[Start]
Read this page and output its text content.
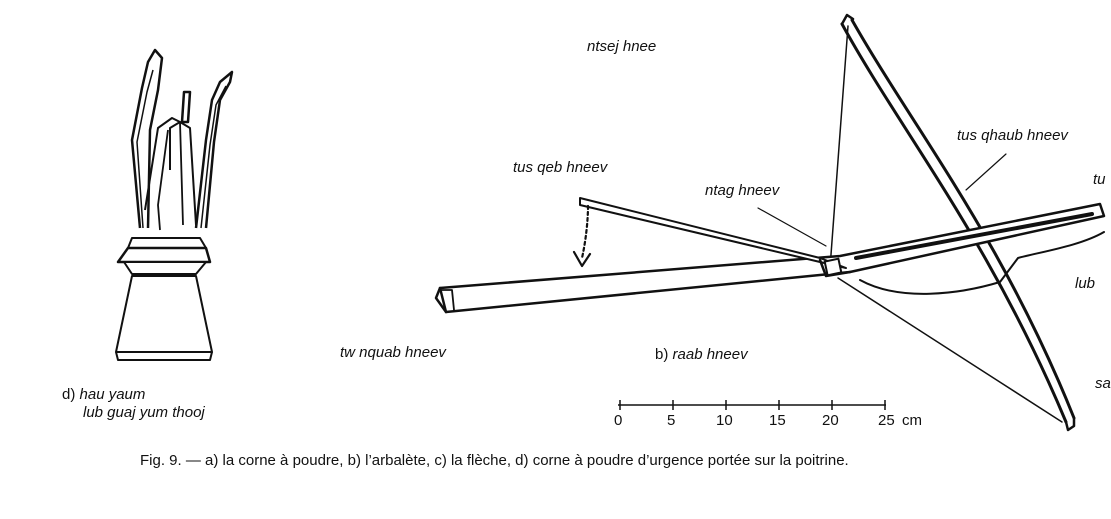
d) hau yaum
lub guaj yum thooj
ntsej hnee
tus qeb hneev
ntag hneev
tus qhaub hneev
tu
lub
sa
tw nquab hneev	b) raab hneev
0	5	10 15 20	25 cm
Fig. 9. — a) la corne à poudre, b) l’arbalète, c) la flèche, d) corne à poudre d’urgence portée sur la poitrine.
[End]
▶ [Instructions to follow]:
Send back the data above word for word, with the pictures left out.

▶ [In response]:
Read this page and output its text content.
d) hau yaum
lub guaj yum thooj
ntsej hnee
tus qeb hneev
ntag hneev
tus qhaub hneev
tu
lub
sa
tw nquab hneev	b) raab hneev
0	5	10 15 20	25 cm
Fig. 9. — a) la corne à poudre, b) l’arbalète, c) la flèche, d) corne à poudre d’urgence portée sur la poitrine.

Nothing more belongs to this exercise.